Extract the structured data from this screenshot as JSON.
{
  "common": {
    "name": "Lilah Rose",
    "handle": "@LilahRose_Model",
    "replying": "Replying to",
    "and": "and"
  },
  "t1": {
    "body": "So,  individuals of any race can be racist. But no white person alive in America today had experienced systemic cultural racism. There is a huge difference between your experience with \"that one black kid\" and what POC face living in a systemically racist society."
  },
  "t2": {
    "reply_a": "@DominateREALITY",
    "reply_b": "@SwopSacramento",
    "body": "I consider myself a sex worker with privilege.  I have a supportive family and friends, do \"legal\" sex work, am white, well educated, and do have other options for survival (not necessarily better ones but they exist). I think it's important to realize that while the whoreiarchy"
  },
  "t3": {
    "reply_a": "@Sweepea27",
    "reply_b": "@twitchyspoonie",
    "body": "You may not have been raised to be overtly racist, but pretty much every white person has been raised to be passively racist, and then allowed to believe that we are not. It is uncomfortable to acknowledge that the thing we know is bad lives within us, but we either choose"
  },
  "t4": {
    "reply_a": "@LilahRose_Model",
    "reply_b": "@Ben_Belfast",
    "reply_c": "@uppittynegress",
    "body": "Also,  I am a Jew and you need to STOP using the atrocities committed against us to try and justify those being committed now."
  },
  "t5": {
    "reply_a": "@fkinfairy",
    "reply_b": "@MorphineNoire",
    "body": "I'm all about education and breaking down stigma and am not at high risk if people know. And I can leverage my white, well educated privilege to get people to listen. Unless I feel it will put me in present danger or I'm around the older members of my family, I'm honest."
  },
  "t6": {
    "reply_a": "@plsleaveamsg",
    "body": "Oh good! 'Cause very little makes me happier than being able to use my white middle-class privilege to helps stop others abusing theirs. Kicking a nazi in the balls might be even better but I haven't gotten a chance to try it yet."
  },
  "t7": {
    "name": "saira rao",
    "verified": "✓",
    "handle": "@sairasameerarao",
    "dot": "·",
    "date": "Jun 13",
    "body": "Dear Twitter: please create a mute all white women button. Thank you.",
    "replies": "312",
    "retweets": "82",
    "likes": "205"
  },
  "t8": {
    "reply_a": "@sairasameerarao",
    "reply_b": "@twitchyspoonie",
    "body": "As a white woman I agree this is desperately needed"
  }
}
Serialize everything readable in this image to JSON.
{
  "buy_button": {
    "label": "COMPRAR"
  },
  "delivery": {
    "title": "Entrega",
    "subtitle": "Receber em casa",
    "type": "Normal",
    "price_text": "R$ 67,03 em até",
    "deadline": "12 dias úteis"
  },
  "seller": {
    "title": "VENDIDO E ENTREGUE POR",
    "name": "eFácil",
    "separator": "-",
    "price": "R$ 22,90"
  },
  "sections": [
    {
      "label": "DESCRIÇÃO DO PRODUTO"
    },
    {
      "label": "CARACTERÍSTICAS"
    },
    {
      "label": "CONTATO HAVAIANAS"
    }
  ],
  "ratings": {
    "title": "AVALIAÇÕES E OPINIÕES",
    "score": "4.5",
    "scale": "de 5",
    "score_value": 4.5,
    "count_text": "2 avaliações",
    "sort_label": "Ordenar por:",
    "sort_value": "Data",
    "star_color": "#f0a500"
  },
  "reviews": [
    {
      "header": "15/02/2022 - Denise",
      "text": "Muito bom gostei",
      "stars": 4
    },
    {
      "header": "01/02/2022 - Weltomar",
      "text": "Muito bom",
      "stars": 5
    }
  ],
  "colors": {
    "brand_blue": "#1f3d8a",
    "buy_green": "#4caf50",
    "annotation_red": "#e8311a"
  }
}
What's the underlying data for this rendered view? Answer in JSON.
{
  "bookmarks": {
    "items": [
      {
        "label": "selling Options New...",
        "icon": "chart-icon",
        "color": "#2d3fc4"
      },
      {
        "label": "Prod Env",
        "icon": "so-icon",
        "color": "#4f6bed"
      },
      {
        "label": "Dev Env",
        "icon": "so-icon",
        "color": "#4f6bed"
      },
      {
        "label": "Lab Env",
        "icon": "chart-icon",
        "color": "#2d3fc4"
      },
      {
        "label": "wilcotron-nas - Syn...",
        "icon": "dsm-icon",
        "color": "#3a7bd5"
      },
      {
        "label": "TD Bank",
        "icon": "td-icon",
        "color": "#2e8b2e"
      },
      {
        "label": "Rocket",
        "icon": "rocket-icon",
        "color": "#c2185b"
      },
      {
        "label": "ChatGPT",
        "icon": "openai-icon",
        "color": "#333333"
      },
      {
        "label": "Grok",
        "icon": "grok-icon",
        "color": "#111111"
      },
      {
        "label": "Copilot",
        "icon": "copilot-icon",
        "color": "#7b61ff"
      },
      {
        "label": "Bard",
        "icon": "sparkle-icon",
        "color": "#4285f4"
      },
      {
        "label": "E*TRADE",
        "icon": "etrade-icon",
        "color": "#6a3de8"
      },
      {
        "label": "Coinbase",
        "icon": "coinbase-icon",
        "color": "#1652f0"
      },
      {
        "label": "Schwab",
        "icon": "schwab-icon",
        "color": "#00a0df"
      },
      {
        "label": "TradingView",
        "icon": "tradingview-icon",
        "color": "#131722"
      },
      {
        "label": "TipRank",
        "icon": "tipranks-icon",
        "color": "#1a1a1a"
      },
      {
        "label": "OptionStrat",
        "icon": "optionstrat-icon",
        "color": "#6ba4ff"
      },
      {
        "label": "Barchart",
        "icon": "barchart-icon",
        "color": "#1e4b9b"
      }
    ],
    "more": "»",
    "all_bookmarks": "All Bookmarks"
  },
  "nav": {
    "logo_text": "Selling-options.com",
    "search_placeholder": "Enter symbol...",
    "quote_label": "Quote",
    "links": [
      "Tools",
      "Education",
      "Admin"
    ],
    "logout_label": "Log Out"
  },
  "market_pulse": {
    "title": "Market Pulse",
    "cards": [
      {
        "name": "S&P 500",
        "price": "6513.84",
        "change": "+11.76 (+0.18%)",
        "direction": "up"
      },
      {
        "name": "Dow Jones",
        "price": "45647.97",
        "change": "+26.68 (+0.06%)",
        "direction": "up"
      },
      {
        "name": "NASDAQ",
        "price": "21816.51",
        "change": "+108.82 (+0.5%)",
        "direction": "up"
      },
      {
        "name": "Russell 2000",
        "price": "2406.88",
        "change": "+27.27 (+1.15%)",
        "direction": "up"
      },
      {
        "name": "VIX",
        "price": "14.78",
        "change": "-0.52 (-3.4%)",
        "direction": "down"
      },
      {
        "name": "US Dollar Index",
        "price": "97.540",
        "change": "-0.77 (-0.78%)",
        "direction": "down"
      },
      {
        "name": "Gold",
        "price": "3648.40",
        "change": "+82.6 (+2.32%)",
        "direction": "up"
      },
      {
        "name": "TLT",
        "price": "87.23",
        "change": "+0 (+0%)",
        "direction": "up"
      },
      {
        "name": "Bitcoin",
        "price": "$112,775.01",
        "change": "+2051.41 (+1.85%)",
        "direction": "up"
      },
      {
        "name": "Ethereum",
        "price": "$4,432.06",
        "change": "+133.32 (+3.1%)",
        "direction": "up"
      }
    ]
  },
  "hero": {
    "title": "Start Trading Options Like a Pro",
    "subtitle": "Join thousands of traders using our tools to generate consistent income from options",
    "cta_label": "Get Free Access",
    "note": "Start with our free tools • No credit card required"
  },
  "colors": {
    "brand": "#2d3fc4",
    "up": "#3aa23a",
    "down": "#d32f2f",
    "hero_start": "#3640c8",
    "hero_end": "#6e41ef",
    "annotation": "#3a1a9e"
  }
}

### What is required
Go through the entries and return each line where the word "Muito" appears.

### Answer to the task
      "text": "Muito bom gostei",
      "text": "Muito bom",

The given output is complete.